_Task prompt_. Copy each line of the records that holds the string "Simulation".

_Given information_.
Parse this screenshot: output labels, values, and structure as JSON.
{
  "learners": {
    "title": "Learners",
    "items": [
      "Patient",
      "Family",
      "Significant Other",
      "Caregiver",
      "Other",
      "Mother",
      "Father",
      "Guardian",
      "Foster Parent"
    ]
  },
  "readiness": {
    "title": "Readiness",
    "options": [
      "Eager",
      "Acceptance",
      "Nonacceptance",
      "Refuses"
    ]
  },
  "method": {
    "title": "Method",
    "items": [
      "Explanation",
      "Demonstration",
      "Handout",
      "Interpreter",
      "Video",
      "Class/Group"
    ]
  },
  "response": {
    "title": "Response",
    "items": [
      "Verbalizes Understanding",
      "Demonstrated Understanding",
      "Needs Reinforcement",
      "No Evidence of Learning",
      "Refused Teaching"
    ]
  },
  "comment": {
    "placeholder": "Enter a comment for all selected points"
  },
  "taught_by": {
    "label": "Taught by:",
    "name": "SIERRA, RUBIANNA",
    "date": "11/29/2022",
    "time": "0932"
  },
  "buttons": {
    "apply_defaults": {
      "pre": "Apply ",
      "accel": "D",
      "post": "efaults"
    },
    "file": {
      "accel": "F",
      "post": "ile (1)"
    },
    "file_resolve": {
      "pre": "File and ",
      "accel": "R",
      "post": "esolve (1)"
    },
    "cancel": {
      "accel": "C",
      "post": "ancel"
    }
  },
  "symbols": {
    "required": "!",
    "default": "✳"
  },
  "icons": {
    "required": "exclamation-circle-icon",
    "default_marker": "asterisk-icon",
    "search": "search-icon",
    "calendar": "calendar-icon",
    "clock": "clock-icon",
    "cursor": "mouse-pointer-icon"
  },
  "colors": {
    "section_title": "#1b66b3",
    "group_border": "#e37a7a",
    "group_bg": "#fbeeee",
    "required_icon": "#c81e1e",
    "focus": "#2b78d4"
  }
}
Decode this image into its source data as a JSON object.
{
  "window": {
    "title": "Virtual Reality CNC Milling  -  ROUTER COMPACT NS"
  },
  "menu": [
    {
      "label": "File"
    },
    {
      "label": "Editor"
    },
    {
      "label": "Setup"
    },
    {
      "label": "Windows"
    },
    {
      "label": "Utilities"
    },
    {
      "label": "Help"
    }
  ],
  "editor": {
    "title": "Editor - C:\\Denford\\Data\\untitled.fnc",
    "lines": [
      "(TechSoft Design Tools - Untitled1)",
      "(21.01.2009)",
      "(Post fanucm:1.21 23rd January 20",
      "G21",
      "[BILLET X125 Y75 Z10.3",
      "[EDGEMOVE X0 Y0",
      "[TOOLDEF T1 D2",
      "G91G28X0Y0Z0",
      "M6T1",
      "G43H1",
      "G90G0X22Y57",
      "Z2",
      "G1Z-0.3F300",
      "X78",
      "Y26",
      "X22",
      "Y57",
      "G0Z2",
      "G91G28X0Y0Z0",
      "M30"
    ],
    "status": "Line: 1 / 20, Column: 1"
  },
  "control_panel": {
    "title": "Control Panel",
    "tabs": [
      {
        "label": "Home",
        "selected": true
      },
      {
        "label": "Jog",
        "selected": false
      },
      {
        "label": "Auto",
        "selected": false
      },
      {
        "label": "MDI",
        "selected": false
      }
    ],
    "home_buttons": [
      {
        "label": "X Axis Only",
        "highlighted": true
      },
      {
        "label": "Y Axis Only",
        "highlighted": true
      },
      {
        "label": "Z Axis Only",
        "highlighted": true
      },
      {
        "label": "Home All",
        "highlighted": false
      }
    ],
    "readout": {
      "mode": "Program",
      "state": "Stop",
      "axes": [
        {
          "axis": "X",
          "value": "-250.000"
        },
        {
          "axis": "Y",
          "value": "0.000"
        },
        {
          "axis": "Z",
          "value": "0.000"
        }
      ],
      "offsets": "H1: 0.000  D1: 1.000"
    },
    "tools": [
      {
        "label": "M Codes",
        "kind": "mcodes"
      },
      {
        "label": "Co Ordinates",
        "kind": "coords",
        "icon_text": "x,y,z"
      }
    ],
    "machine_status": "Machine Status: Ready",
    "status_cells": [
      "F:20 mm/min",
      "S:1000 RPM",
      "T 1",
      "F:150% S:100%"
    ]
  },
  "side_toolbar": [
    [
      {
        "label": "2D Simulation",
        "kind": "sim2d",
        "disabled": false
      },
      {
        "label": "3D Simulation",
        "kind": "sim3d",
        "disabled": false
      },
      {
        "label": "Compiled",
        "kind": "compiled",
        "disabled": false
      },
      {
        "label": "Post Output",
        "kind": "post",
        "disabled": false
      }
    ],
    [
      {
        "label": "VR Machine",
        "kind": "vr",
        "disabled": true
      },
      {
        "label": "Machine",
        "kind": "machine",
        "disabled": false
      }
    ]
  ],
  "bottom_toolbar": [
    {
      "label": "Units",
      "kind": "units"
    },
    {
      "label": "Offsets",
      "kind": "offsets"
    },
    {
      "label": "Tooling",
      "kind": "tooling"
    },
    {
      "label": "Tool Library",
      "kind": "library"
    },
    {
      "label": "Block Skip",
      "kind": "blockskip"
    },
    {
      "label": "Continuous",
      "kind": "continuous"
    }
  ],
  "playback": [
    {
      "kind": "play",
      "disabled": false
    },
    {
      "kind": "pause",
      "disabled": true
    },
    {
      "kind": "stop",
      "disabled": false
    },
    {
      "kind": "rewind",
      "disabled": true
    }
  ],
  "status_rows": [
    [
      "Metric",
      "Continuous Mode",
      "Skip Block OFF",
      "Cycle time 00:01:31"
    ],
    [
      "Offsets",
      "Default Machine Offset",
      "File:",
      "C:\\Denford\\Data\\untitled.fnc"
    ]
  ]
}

_Solution to this task_.
        "label": "2D Simulation",
        "label": "3D Simulation",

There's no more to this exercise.